### TASK GOAL
Please translate this sentence from the thumbor incident report below into Spanish: "We were paged by icinga, roughly 40 mins after the behavior started."

### PASSAGE TO READ
*****

Incident documentation/20200511-thumbor

From Wikitech
Jump to navigation Jump to search

document status: draft

Summary

An external client issued a really large number of requests for what appears to be nonexistent original images uploaded to commons that caused the thumbor service to return 503s and eventually paged.

Impact: Approximately 291,000 thumb-nailing/resizing for images (which is what the thumbor service is for) requests failed and were returned as 503s (an HTTP error code). 76,000 of those from the offending IP. The incident affected eqiad and esams, so predominantly Europe and East Coast of the American Continents.

Timeline

All timelines are on 2020-05-11 and are UTC

We were paged by icinga, roughly 40 mins after the behavior started.

  • 12:11 approximately: Thumbor is starting to return a large number of 404s and a little bit later of 503s. Peaks are at 75rps and 104 rps respectively. Incident begins. It will take another 36 minutes before it becomes critical
  • 12:47: SRE gates paged. Multiple people respond
  • ~12:50: It is noted in graphs that thumbor is serving a lot of 404s and 503s[1] to the caching proxies. Latencies have skyrocketed. From 1s to 12.5s for the p75[2] and from 5s to 15s[3] for the p98
  • 12:54: A single IP gets noticed for having requested 20x the number of requests the 2nd in order has.

*****

### RECORD LIST
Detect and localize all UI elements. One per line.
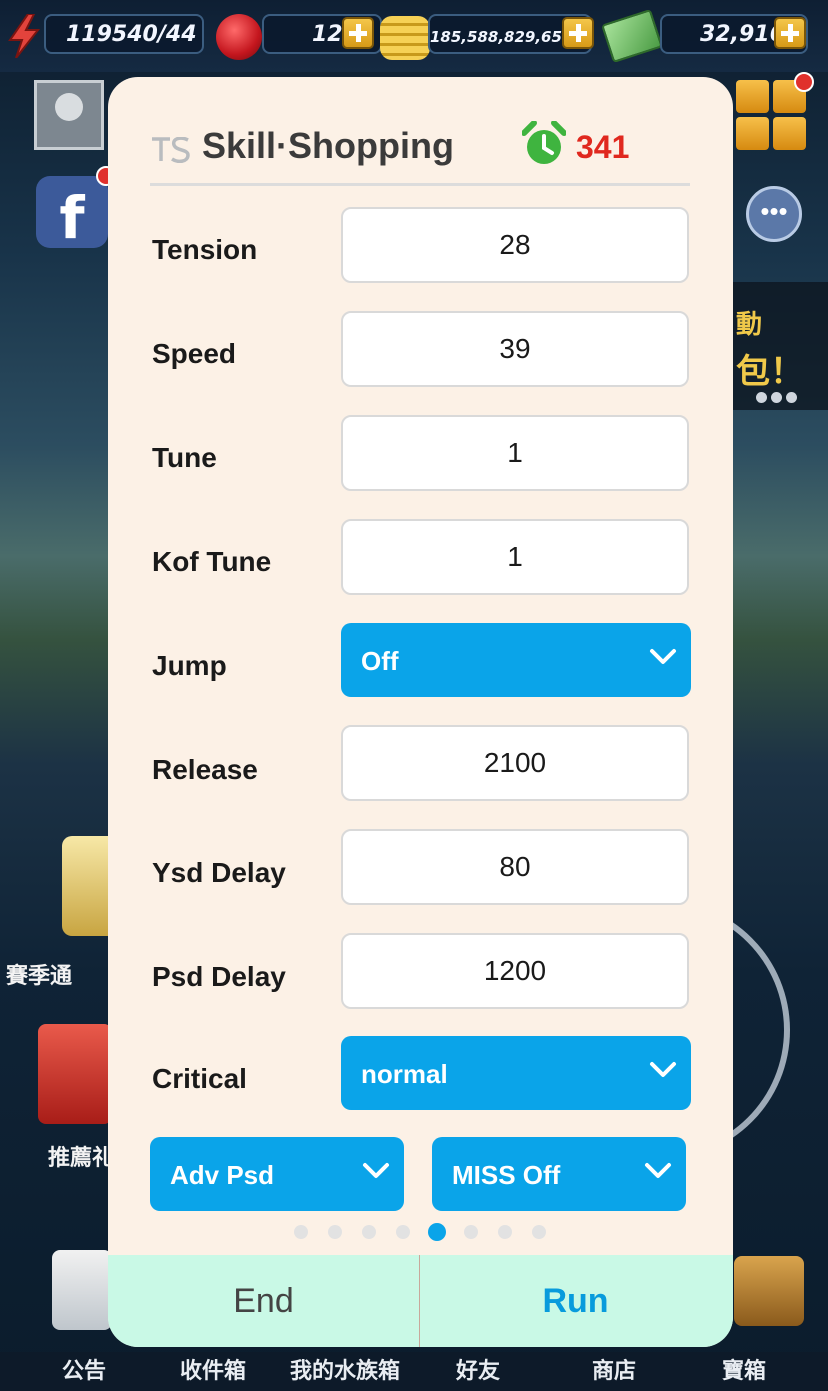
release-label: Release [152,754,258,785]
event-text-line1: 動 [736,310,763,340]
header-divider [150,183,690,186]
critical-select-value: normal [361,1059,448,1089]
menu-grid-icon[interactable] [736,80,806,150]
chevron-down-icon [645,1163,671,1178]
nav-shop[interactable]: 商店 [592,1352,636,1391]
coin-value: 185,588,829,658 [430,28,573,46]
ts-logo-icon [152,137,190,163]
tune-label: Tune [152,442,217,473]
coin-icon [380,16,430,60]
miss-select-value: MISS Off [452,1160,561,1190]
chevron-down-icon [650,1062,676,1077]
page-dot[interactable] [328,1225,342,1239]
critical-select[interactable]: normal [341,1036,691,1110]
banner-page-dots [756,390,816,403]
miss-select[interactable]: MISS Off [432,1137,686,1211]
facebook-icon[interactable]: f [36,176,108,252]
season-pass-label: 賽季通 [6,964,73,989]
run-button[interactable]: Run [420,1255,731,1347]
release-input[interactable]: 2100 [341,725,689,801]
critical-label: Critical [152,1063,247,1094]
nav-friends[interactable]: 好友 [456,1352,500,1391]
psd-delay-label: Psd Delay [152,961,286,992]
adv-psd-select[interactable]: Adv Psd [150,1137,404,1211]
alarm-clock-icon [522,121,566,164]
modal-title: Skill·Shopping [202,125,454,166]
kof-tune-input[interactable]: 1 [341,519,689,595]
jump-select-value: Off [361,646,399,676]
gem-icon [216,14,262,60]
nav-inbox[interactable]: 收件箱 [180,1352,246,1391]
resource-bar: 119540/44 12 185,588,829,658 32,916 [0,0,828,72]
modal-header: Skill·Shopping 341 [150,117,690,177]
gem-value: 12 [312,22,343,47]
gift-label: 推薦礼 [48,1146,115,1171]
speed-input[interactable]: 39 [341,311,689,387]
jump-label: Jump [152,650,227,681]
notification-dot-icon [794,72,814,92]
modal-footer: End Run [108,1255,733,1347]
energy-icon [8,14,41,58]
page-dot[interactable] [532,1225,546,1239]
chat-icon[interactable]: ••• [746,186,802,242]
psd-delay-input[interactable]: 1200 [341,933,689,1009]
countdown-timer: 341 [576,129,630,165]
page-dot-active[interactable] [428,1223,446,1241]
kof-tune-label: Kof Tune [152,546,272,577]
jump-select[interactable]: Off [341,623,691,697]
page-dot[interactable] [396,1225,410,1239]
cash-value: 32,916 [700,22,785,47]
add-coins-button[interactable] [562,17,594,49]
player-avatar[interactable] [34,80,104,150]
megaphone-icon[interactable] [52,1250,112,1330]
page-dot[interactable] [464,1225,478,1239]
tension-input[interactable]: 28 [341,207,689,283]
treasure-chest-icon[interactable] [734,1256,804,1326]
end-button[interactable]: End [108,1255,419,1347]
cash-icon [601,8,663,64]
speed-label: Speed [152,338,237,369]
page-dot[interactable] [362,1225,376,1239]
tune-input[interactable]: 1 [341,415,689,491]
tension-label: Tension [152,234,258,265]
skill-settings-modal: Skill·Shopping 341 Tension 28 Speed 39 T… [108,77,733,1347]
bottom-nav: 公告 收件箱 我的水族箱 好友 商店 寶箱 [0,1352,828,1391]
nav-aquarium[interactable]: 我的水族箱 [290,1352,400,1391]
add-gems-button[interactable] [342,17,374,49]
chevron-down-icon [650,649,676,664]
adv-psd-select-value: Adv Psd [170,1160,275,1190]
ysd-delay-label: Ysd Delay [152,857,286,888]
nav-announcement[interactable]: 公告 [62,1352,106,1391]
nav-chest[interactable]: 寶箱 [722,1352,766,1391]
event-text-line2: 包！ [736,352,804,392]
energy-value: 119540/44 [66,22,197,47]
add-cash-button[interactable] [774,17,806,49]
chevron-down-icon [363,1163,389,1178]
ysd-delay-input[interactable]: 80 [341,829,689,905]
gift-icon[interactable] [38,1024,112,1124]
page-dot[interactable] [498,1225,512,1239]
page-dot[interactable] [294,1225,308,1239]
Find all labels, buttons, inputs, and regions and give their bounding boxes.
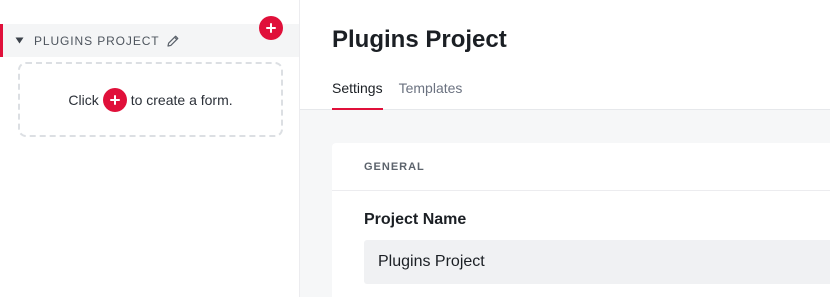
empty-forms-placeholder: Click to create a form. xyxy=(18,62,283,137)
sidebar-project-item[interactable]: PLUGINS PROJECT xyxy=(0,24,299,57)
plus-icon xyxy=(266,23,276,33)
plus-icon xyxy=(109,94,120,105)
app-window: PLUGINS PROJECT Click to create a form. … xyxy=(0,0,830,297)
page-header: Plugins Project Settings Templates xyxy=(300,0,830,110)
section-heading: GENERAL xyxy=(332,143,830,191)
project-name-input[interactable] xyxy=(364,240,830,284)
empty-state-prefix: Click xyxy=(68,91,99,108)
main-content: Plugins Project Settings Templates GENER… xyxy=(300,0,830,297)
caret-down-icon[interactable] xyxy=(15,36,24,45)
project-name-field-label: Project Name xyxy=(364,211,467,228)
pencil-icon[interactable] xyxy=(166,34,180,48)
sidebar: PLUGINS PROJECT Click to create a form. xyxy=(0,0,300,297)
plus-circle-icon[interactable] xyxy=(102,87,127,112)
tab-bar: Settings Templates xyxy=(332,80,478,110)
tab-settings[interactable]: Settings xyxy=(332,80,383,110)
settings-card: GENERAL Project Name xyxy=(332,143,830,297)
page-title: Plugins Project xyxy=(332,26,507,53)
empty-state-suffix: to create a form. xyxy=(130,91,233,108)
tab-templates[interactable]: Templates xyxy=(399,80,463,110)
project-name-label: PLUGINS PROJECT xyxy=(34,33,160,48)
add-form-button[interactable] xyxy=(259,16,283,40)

*****

### TASK ANSWER
Icinga nos envió una alerta aproximadamente 40 minutos después de que comenzara el comportamiento.